→ GIVEN TASK
Scan the material for the word "Montant", and copy each line where it shows up.

→ DATA PROVIDED
■ ■ ■ ■ ■

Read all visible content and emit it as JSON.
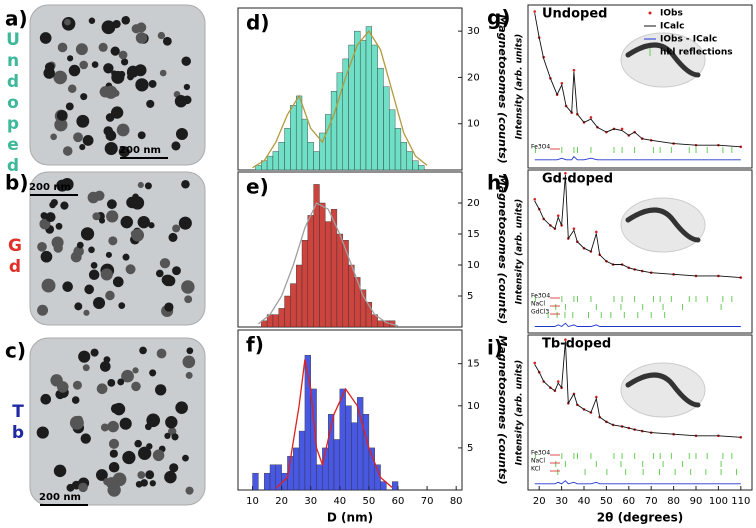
{
  "panels": [
    {
      "label": "a)",
      "sample": "Undoped",
      "scale_bar": "200 nm",
      "color": "#3db89b"
    },
    {
      "label": "b)",
      "sample": "Gd",
      "scale_bar": "200 nm",
      "color": "#e0302a"
    },
    {
      "label": "c)",
      "sample": "Tb",
      "scale_bar": "200 nm",
      "color": "#1f2aa0"
    }
  ],
  "chart_data": [
    {
      "type": "histogram",
      "label": "d)",
      "bins": [
        11,
        13,
        15,
        17,
        19,
        21,
        23,
        25,
        27,
        29,
        31,
        33,
        35,
        37,
        39,
        41,
        43,
        45,
        47,
        49,
        51,
        53,
        55,
        57,
        59,
        61,
        63,
        65,
        67,
        69
      ],
      "values": [
        1,
        2,
        3,
        4,
        6,
        9,
        14,
        16,
        11,
        6,
        4,
        8,
        12,
        17,
        21,
        24,
        27,
        30,
        28,
        31,
        27,
        22,
        18,
        13,
        9,
        6,
        4,
        2,
        1
      ],
      "color": "#5fdcc0",
      "xlim": [
        5,
        82
      ],
      "ylim": [
        0,
        35
      ],
      "yticks": [
        10,
        20,
        30
      ],
      "ylabel": "Magnetosomes (counts)",
      "fit": {
        "color": "#b39a3c",
        "x": [
          10,
          14,
          18,
          22,
          26,
          30,
          34,
          38,
          42,
          46,
          50,
          54,
          58,
          62,
          66,
          70
        ],
        "values": [
          0.5,
          2,
          6,
          12,
          16,
          9,
          6,
          12,
          20,
          27,
          30,
          26,
          17,
          8,
          3,
          1
        ]
      }
    },
    {
      "type": "histogram",
      "label": "e)",
      "bins": [
        13,
        15,
        17,
        19,
        21,
        23,
        25,
        27,
        29,
        31,
        33,
        35,
        37,
        39,
        41,
        43,
        45,
        47,
        49,
        51,
        53,
        55,
        57,
        59
      ],
      "values": [
        1,
        2,
        2,
        3,
        5,
        7,
        10,
        14,
        18,
        23,
        20,
        17,
        19,
        15,
        14,
        10,
        8,
        6,
        4,
        2,
        1,
        1,
        1
      ],
      "color": "#c8302a",
      "xlim": [
        5,
        82
      ],
      "ylim": [
        0,
        25
      ],
      "yticks": [
        5,
        10,
        15,
        20
      ],
      "ylabel": "Magnetosomes (counts)",
      "fit": {
        "color": "#a0a0a0",
        "x": [
          12,
          16,
          20,
          24,
          28,
          32,
          36,
          40,
          44,
          48,
          52,
          56,
          60
        ],
        "values": [
          0.5,
          2,
          5,
          10,
          16,
          20,
          19,
          15,
          10,
          5,
          2,
          0.7,
          0.2
        ]
      }
    },
    {
      "type": "histogram",
      "label": "f)",
      "bins": [
        10,
        12,
        14,
        16,
        18,
        20,
        22,
        24,
        26,
        28,
        30,
        32,
        34,
        36,
        38,
        40,
        42,
        44,
        46,
        48,
        50,
        52,
        54,
        56,
        58,
        60
      ],
      "values": [
        2,
        0,
        2,
        3,
        3,
        2,
        4,
        5,
        7,
        16,
        12,
        3,
        5,
        9,
        6,
        12,
        10,
        8,
        11,
        9,
        5,
        3,
        1,
        0,
        1
      ],
      "color": "#3546e0",
      "xlim": [
        5,
        82
      ],
      "ylim": [
        0,
        19
      ],
      "yticks": [
        5,
        10,
        15
      ],
      "xticks": [
        10,
        20,
        30,
        40,
        50,
        60,
        70,
        80
      ],
      "xlabel": "D (nm)",
      "ylabel": "Magnetosomes (counts)",
      "fit": {
        "color": "#e02020",
        "x": [
          18,
          22,
          26,
          28,
          30,
          32,
          34,
          38,
          42,
          46,
          50,
          54,
          58
        ],
        "values": [
          0.2,
          1.5,
          10,
          15.5,
          12,
          5,
          3,
          9,
          12,
          10,
          5,
          1.5,
          0.3
        ]
      }
    },
    {
      "type": "xrd",
      "label": "g)",
      "title": "Undoped",
      "xlim": [
        15,
        115
      ],
      "ylim": [
        0,
        100
      ],
      "ylabel": "Intensity (arb. units)",
      "x": [
        18,
        20,
        22,
        25,
        28,
        30.1,
        32,
        34.5,
        35.5,
        37,
        40,
        43.1,
        46,
        50,
        53.4,
        57,
        60,
        62.6,
        66,
        70,
        80,
        90,
        100,
        110
      ],
      "series": [
        {
          "name": "IObs",
          "color": "#d82020",
          "values": [
            96,
            80,
            68,
            55,
            45,
            52,
            38,
            34,
            60,
            33,
            28,
            31,
            25,
            22,
            24,
            24,
            20,
            22,
            18,
            17,
            15,
            14,
            14,
            13
          ]
        },
        {
          "name": "ICalc",
          "color": "#111111",
          "values": [
            95,
            80,
            67,
            55,
            45,
            51,
            38,
            34,
            59,
            33,
            28,
            30,
            25,
            22,
            24,
            23,
            20,
            22,
            18,
            17,
            15,
            14,
            14,
            13
          ]
        },
        {
          "name": "IObs - ICalc",
          "color": "#2035d0",
          "values": [
            5,
            5,
            5,
            5,
            5,
            6,
            5,
            5,
            7,
            5,
            5,
            6,
            5,
            5,
            5,
            5,
            5,
            5,
            5,
            5,
            5,
            5,
            5,
            5
          ]
        }
      ],
      "reflection_legend": "hkl reflections",
      "reflections": [
        {
          "name": "Fe3O4",
          "color": "#66cc55",
          "positions": [
            18.3,
            30.1,
            35.5,
            37.1,
            43.1,
            53.4,
            57,
            62.6,
            71,
            74,
            79,
            87,
            90,
            95,
            102,
            106
          ]
        }
      ]
    },
    {
      "type": "xrd",
      "label": "h)",
      "title": "Gd-doped",
      "xlim": [
        15,
        115
      ],
      "ylim": [
        0,
        100
      ],
      "ylabel": "Intensity (arb. units)",
      "x": [
        18,
        20,
        22,
        25,
        27,
        28.5,
        30,
        31.7,
        33,
        35.5,
        37,
        40,
        43.1,
        45.5,
        47,
        50,
        53,
        57,
        60,
        62.6,
        66,
        70,
        80,
        90,
        100,
        110
      ],
      "series": [
        {
          "color": "#d82020",
          "values": [
            82,
            76,
            70,
            66,
            64,
            72,
            66,
            98,
            58,
            64,
            56,
            52,
            50,
            62,
            48,
            44,
            42,
            42,
            40,
            39,
            38,
            37,
            36,
            35,
            35,
            34
          ]
        },
        {
          "color": "#111111",
          "values": [
            81,
            76,
            70,
            66,
            64,
            71,
            66,
            97,
            58,
            63,
            56,
            52,
            50,
            61,
            48,
            44,
            42,
            42,
            40,
            39,
            38,
            37,
            36,
            35,
            35,
            34
          ]
        },
        {
          "color": "#2035d0",
          "values": [
            4,
            4,
            4,
            4,
            4,
            5,
            4,
            6,
            4,
            5,
            4,
            4,
            4,
            5,
            4,
            4,
            4,
            4,
            4,
            4,
            4,
            4,
            4,
            4,
            4,
            4
          ]
        }
      ],
      "reflections": [
        {
          "name": "Fe3O4",
          "color": "#66cc55",
          "positions": [
            18.3,
            30.1,
            35.5,
            37.1,
            43.1,
            53.4,
            57,
            62.6,
            71,
            74,
            79,
            87,
            90,
            95,
            102,
            106
          ]
        },
        {
          "name": "NaCl",
          "color": "#66cc55",
          "positions": [
            27.4,
            31.7,
            45.5,
            56.5,
            66.2,
            75.3,
            84,
            101.2
          ]
        },
        {
          "name": "GdCl3",
          "color": "#66cc55",
          "positions": [
            24,
            28,
            31.5,
            35,
            42,
            47.7,
            52,
            58,
            64,
            70,
            76
          ]
        }
      ]
    },
    {
      "type": "xrd",
      "label": "i)",
      "title": "Tb-doped",
      "xlim": [
        15,
        115
      ],
      "ylim": [
        0,
        100
      ],
      "ylabel": "Intensity (arb. units)",
      "xticks": [
        20,
        30,
        40,
        50,
        60,
        70,
        80,
        90,
        100,
        110
      ],
      "xlabel": "2θ (degrees)",
      "x": [
        18,
        20,
        22,
        25,
        27,
        28.5,
        30,
        31.7,
        33,
        35.5,
        37,
        40,
        43.1,
        45.5,
        47,
        50,
        53,
        57,
        60,
        62.6,
        66,
        70,
        80,
        90,
        100,
        110
      ],
      "series": [
        {
          "color": "#d82020",
          "values": [
            82,
            76,
            70,
            66,
            64,
            70,
            66,
            97,
            56,
            62,
            55,
            52,
            50,
            60,
            47,
            44,
            42,
            41,
            40,
            39,
            38,
            37,
            36,
            35,
            35,
            34
          ]
        },
        {
          "color": "#111111",
          "values": [
            81,
            76,
            70,
            66,
            64,
            69,
            66,
            96,
            56,
            62,
            55,
            52,
            50,
            59,
            47,
            44,
            42,
            41,
            40,
            39,
            38,
            37,
            36,
            35,
            35,
            34
          ]
        },
        {
          "color": "#2035d0",
          "values": [
            4,
            4,
            4,
            4,
            4,
            5,
            4,
            6,
            4,
            5,
            4,
            4,
            4,
            5,
            4,
            4,
            4,
            4,
            4,
            4,
            4,
            4,
            4,
            4,
            4,
            4
          ]
        }
      ],
      "reflections": [
        {
          "name": "Fe3O4",
          "color": "#66cc55",
          "positions": [
            18.3,
            30.1,
            35.5,
            37.1,
            43.1,
            53.4,
            57,
            62.6,
            71,
            74,
            79,
            87,
            90,
            95,
            102,
            106
          ]
        },
        {
          "name": "NaCl",
          "color": "#66cc55",
          "positions": [
            27.4,
            31.7,
            45.5,
            56.5,
            66.2,
            75.3,
            84,
            101.2
          ]
        },
        {
          "name": "KCl",
          "color": "#66cc55",
          "positions": [
            28.3,
            40.5,
            50.2,
            58.6,
            66.4,
            73.7,
            80.7,
            87.6,
            94.4,
            101.2,
            108.1
          ]
        }
      ]
    }
  ]
}
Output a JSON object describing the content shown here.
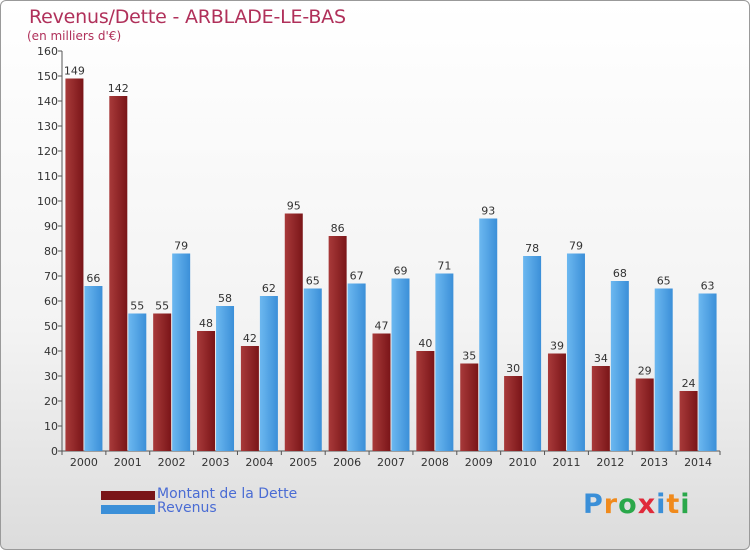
{
  "title": "Revenus/Dette - ARBLADE-LE-BAS",
  "unit_label": "(en milliers d'€)",
  "colors": {
    "dette": "#7a1518",
    "dette_highlight": "#a83a3a",
    "revenus": "#3b8fd8",
    "revenus_highlight": "#6cb8f0",
    "title": "#b0305a",
    "legend_text": "#4a6cd4"
  },
  "legend": [
    {
      "label": "Montant de la Dette",
      "color": "#7a1518"
    },
    {
      "label": "Revenus",
      "color": "#3b8fd8"
    }
  ],
  "logo": {
    "text": "Proxiti",
    "letters": [
      {
        "ch": "P",
        "color": "#3a8fd8"
      },
      {
        "ch": "r",
        "color": "#f08a1c"
      },
      {
        "ch": "o",
        "color": "#2aa84a"
      },
      {
        "ch": "x",
        "color": "#e02a3a"
      },
      {
        "ch": "i",
        "color": "#3a8fd8"
      },
      {
        "ch": "t",
        "color": "#f08a1c"
      },
      {
        "ch": "i",
        "color": "#2aa84a"
      }
    ]
  },
  "chart_data": {
    "type": "bar",
    "title": "Revenus/Dette - ARBLADE-LE-BAS",
    "subtitle": "(en milliers d'€)",
    "xlabel": "",
    "ylabel": "",
    "categories": [
      "2000",
      "2001",
      "2002",
      "2003",
      "2004",
      "2005",
      "2006",
      "2007",
      "2008",
      "2009",
      "2010",
      "2011",
      "2012",
      "2013",
      "2014"
    ],
    "series": [
      {
        "name": "Montant de la Dette",
        "values": [
          149,
          142,
          55,
          48,
          42,
          95,
          86,
          47,
          40,
          35,
          30,
          39,
          34,
          29,
          24
        ]
      },
      {
        "name": "Revenus",
        "values": [
          66,
          55,
          79,
          58,
          62,
          65,
          67,
          69,
          71,
          93,
          78,
          79,
          68,
          65,
          63
        ]
      }
    ],
    "ylim": [
      0,
      160
    ],
    "ytick_step": 10,
    "grid": false,
    "legend_position": "bottom-left",
    "data_labels": true
  }
}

■ ■ ■ ■ ■

→ RESPONSE TO THIS EXERCISE
      "label": "Montant de la Dette",
        "name": "Montant de la Dette",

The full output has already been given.